=== Given request ===
The data below should be printed in full, exactly, and without any of its images.

=== Given data ===
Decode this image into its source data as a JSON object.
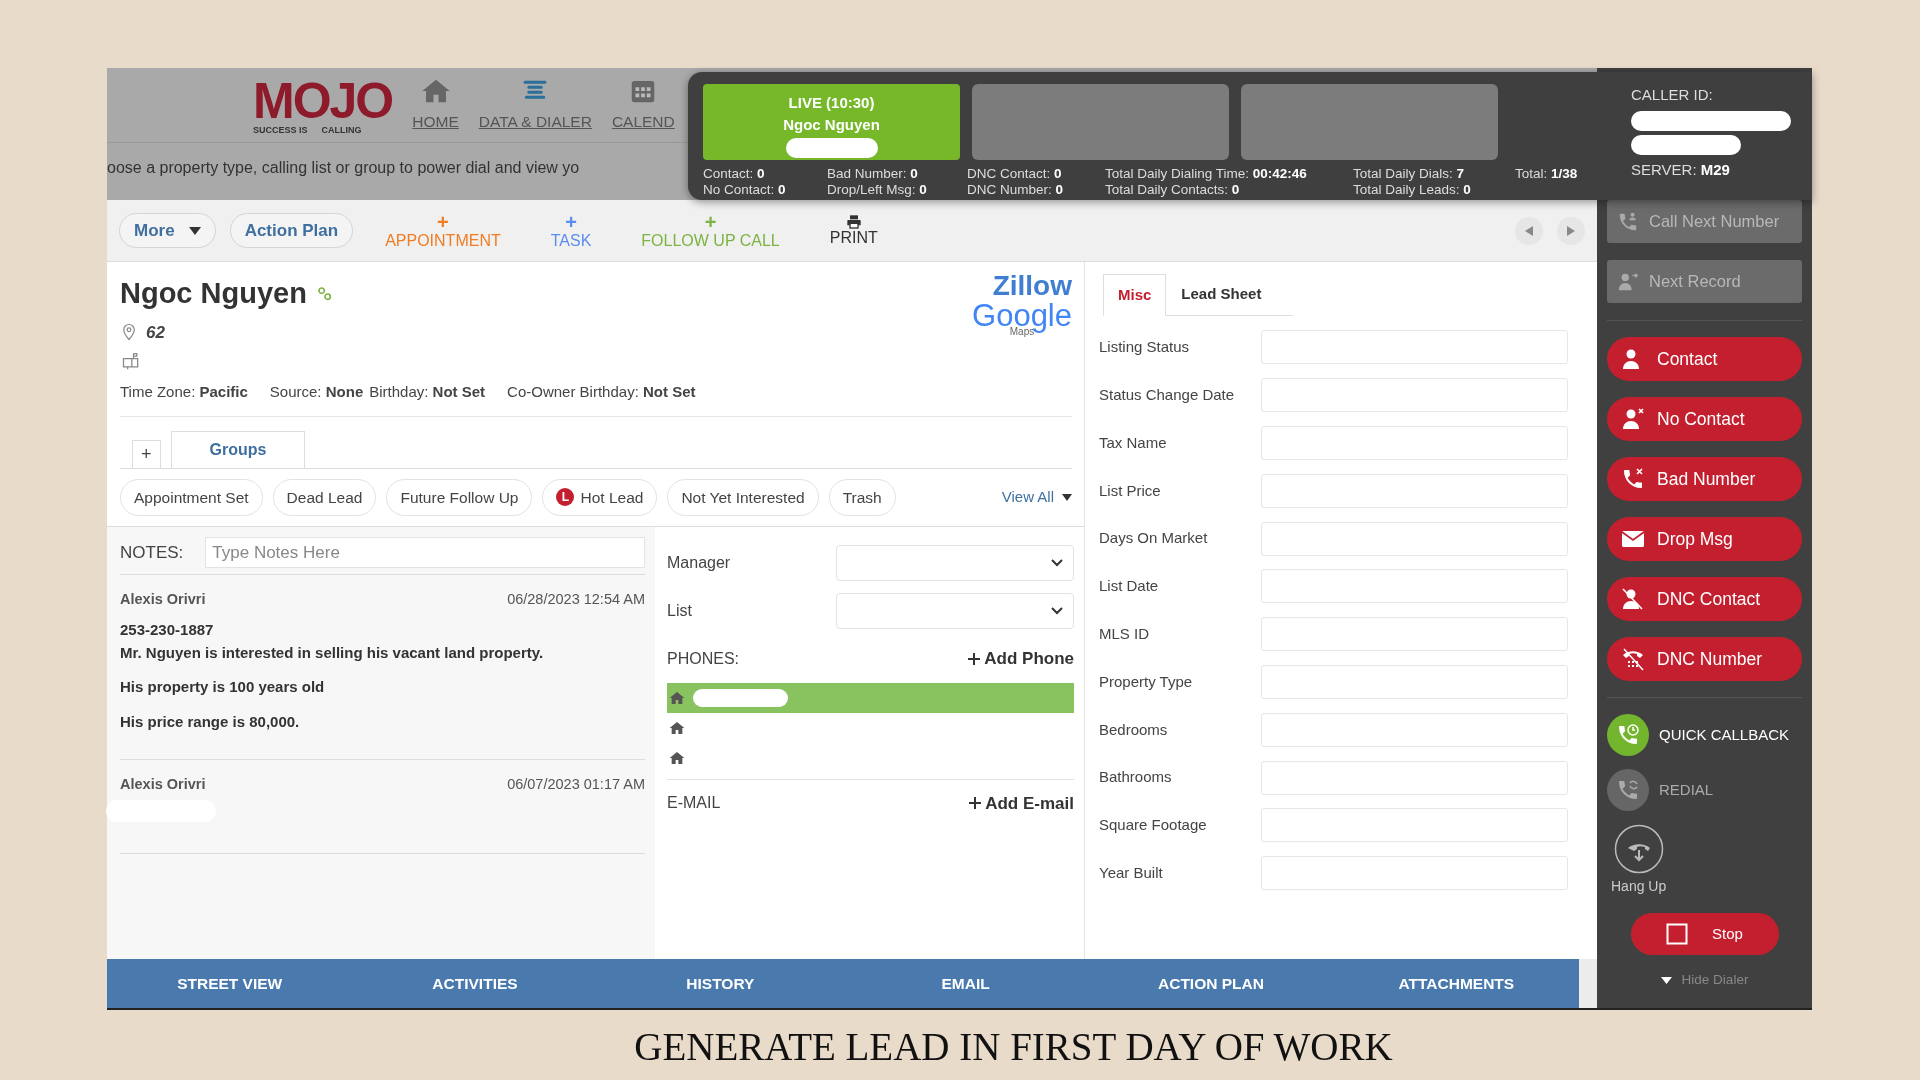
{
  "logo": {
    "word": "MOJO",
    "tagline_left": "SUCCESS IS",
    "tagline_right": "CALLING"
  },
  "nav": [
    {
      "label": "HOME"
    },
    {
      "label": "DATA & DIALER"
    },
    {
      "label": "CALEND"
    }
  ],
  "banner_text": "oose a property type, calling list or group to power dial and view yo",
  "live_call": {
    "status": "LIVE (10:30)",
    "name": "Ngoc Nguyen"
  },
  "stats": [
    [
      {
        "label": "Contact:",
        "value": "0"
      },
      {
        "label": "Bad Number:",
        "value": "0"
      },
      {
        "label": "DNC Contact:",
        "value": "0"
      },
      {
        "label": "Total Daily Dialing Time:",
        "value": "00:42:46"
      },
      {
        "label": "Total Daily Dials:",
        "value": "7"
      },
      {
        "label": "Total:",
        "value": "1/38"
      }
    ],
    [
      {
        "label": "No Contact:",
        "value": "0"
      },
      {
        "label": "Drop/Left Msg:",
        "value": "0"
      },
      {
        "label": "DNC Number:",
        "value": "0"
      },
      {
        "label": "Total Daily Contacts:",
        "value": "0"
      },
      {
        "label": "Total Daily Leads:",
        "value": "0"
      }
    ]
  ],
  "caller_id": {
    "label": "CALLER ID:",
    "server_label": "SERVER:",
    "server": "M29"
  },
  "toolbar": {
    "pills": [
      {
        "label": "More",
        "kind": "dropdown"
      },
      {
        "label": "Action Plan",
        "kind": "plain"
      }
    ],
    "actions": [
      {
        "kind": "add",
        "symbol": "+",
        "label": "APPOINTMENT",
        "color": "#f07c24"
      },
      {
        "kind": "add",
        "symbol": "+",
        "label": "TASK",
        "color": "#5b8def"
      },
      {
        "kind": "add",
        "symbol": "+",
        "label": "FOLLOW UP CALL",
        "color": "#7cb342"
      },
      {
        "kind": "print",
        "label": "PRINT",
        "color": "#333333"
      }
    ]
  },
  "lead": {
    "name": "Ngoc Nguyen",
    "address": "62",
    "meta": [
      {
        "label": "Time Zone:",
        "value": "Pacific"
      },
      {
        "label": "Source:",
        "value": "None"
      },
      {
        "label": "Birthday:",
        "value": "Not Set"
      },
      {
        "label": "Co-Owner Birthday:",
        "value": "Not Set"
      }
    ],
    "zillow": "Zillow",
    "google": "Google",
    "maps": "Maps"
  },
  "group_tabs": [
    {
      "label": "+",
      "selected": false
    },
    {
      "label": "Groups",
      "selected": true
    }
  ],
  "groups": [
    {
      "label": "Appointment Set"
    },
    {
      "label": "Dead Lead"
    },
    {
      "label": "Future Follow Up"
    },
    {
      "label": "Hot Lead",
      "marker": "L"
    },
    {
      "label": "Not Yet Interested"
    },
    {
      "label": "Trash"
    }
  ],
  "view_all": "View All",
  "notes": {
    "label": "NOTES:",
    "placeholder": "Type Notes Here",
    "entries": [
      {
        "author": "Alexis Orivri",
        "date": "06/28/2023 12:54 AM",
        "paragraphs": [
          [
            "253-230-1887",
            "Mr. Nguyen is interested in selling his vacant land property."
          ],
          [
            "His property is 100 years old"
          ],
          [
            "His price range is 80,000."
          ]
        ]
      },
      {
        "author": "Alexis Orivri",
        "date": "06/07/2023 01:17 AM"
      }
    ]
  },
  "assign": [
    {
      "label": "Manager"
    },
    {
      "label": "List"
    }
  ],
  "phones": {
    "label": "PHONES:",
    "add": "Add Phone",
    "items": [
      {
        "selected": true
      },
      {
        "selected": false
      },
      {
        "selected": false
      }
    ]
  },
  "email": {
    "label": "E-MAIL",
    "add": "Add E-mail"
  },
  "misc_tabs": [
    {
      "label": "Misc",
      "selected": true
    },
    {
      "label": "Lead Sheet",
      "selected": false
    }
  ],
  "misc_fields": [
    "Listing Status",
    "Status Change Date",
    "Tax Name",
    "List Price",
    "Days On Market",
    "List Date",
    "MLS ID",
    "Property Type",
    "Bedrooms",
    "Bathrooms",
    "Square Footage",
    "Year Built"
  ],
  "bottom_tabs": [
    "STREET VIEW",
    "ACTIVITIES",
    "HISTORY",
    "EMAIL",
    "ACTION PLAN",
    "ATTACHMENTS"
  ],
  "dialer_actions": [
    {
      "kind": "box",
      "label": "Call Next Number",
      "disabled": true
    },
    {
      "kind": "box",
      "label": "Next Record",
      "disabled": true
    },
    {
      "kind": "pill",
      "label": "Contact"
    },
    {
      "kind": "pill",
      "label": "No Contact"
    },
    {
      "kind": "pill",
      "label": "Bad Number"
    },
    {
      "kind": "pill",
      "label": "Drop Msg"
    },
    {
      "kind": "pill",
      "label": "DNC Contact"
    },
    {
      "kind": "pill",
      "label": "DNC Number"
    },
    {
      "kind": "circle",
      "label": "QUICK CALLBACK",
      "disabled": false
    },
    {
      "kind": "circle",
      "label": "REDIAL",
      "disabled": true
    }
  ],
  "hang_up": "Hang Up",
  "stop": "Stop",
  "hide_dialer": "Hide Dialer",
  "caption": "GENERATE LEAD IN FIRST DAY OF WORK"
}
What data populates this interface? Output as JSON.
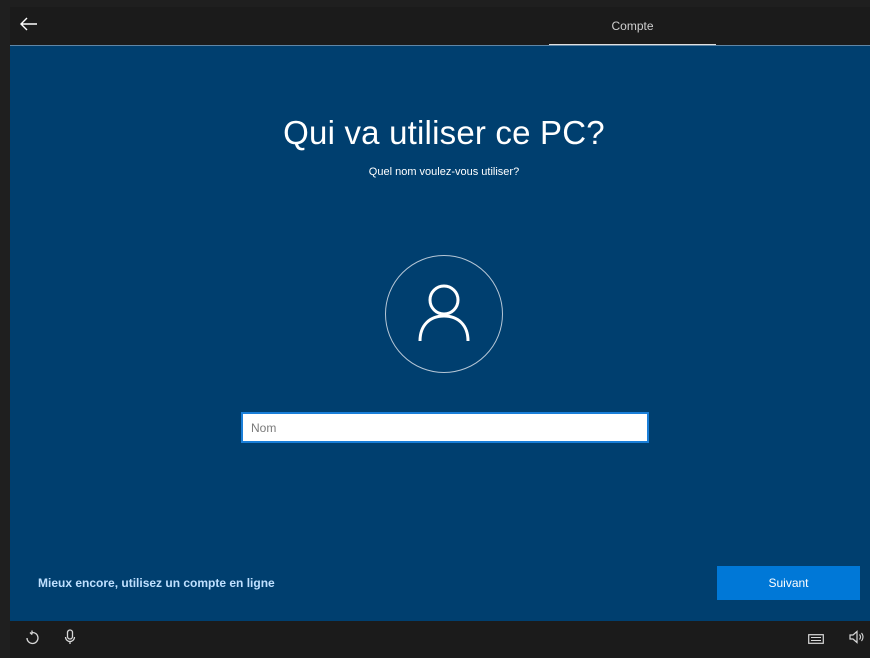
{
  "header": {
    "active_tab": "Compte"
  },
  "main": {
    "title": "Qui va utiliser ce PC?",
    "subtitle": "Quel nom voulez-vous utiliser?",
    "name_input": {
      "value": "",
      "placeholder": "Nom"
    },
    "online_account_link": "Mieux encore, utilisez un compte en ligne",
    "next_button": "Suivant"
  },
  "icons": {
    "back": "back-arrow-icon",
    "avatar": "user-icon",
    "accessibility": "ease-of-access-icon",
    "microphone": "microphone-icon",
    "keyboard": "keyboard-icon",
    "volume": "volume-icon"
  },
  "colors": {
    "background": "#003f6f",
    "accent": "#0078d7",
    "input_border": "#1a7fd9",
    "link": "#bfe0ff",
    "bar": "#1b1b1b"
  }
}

=== Output for this exercise ===
Decode this image into its source data as a JSON object.
{
  "logo": {
    "word": "MOJO",
    "tagline_left": "SUCCESS IS",
    "tagline_right": "CALLING"
  },
  "nav": [
    {
      "label": "HOME"
    },
    {
      "label": "DATA & DIALER"
    },
    {
      "label": "CALEND"
    }
  ],
  "banner_text": "oose a property type, calling list or group to power dial and view yo",
  "live_call": {
    "status": "LIVE (10:30)",
    "name": "Ngoc Nguyen"
  },
  "stats": [
    [
      {
        "label": "Contact:",
        "value": "0"
      },
      {
        "label": "Bad Number:",
        "value": "0"
      },
      {
        "label": "DNC Contact:",
        "value": "0"
      },
      {
        "label": "Total Daily Dialing Time:",
        "value": "00:42:46"
      },
      {
        "label": "Total Daily Dials:",
        "value": "7"
      },
      {
        "label": "Total:",
        "value": "1/38"
      }
    ],
    [
      {
        "label": "No Contact:",
        "value": "0"
      },
      {
        "label": "Drop/Left Msg:",
        "value": "0"
      },
      {
        "label": "DNC Number:",
        "value": "0"
      },
      {
        "label": "Total Daily Contacts:",
        "value": "0"
      },
      {
        "label": "Total Daily Leads:",
        "value": "0"
      }
    ]
  ],
  "caller_id": {
    "label": "CALLER ID:",
    "server_label": "SERVER:",
    "server": "M29"
  },
  "toolbar": {
    "pills": [
      {
        "label": "More",
        "kind": "dropdown"
      },
      {
        "label": "Action Plan",
        "kind": "plain"
      }
    ],
    "actions": [
      {
        "kind": "add",
        "symbol": "+",
        "label": "APPOINTMENT",
        "color": "#f07c24"
      },
      {
        "kind": "add",
        "symbol": "+",
        "label": "TASK",
        "color": "#5b8def"
      },
      {
        "kind": "add",
        "symbol": "+",
        "label": "FOLLOW UP CALL",
        "color": "#7cb342"
      },
      {
        "kind": "print",
        "label": "PRINT",
        "color": "#333333"
      }
    ]
  },
  "lead": {
    "name": "Ngoc Nguyen",
    "address": "62",
    "meta": [
      {
        "label": "Time Zone:",
        "value": "Pacific"
      },
      {
        "label": "Source:",
        "value": "None"
      },
      {
        "label": "Birthday:",
        "value": "Not Set"
      },
      {
        "label": "Co-Owner Birthday:",
        "value": "Not Set"
      }
    ],
    "zillow": "Zillow",
    "google": "Google",
    "maps": "Maps"
  },
  "group_tabs": [
    {
      "label": "+",
      "selected": false
    },
    {
      "label": "Groups",
      "selected": true
    }
  ],
  "groups": [
    {
      "label": "Appointment Set"
    },
    {
      "label": "Dead Lead"
    },
    {
      "label": "Future Follow Up"
    },
    {
      "label": "Hot Lead",
      "marker": "L"
    },
    {
      "label": "Not Yet Interested"
    },
    {
      "label": "Trash"
    }
  ],
  "view_all": "View All",
  "notes": {
    "label": "NOTES:",
    "placeholder": "Type Notes Here",
    "entries": [
      {
        "author": "Alexis Orivri",
        "date": "06/28/2023 12:54 AM",
        "paragraphs": [
          [
            "253-230-1887",
            "Mr. Nguyen is interested in selling his vacant land property."
          ],
          [
            "His property is 100 years old"
          ],
          [
            "His price range is 80,000."
          ]
        ]
      },
      {
        "author": "Alexis Orivri",
        "date": "06/07/2023 01:17 AM"
      }
    ]
  },
  "assign": [
    {
      "label": "Manager"
    },
    {
      "label": "List"
    }
  ],
  "phones": {
    "label": "PHONES:",
    "add": "Add Phone",
    "items": [
      {
        "selected": true
      },
      {
        "selected": false
      },
      {
        "selected": false
      }
    ]
  },
  "email": {
    "label": "E-MAIL",
    "add": "Add E-mail"
  },
  "misc_tabs": [
    {
      "label": "Misc",
      "selected": true
    },
    {
      "label": "Lead Sheet",
      "selected": false
    }
  ],
  "misc_fields": [
    "Listing Status",
    "Status Change Date",
    "Tax Name",
    "List Price",
    "Days On Market",
    "List Date",
    "MLS ID",
    "Property Type",
    "Bedrooms",
    "Bathrooms",
    "Square Footage",
    "Year Built"
  ],
  "bottom_tabs": [
    "STREET VIEW",
    "ACTIVITIES",
    "HISTORY",
    "EMAIL",
    "ACTION PLAN",
    "ATTACHMENTS"
  ],
  "dialer_actions": [
    {
      "kind": "box",
      "label": "Call Next Number",
      "disabled": true
    },
    {
      "kind": "box",
      "label": "Next Record",
      "disabled": true
    },
    {
      "kind": "pill",
      "label": "Contact"
    },
    {
      "kind": "pill",
      "label": "No Contact"
    },
    {
      "kind": "pill",
      "label": "Bad Number"
    },
    {
      "kind": "pill",
      "label": "Drop Msg"
    },
    {
      "kind": "pill",
      "label": "DNC Contact"
    },
    {
      "kind": "pill",
      "label": "DNC Number"
    },
    {
      "kind": "circle",
      "label": "QUICK CALLBACK",
      "disabled": false
    },
    {
      "kind": "circle",
      "label": "REDIAL",
      "disabled": true
    }
  ],
  "hang_up": "Hang Up",
  "stop": "Stop",
  "hide_dialer": "Hide Dialer",
  "caption": "GENERATE LEAD IN FIRST DAY OF WORK"
}
What data populates this interface? Output as JSON.
{
  "header": {
    "active_tab": "Compte"
  },
  "main": {
    "title": "Qui va utiliser ce PC?",
    "subtitle": "Quel nom voulez-vous utiliser?",
    "name_input": {
      "value": "",
      "placeholder": "Nom"
    },
    "online_account_link": "Mieux encore, utilisez un compte en ligne",
    "next_button": "Suivant"
  },
  "icons": {
    "back": "back-arrow-icon",
    "avatar": "user-icon",
    "accessibility": "ease-of-access-icon",
    "microphone": "microphone-icon",
    "keyboard": "keyboard-icon",
    "volume": "volume-icon"
  },
  "colors": {
    "background": "#003f6f",
    "accent": "#0078d7",
    "input_border": "#1a7fd9",
    "link": "#bfe0ff",
    "bar": "#1b1b1b"
  }
}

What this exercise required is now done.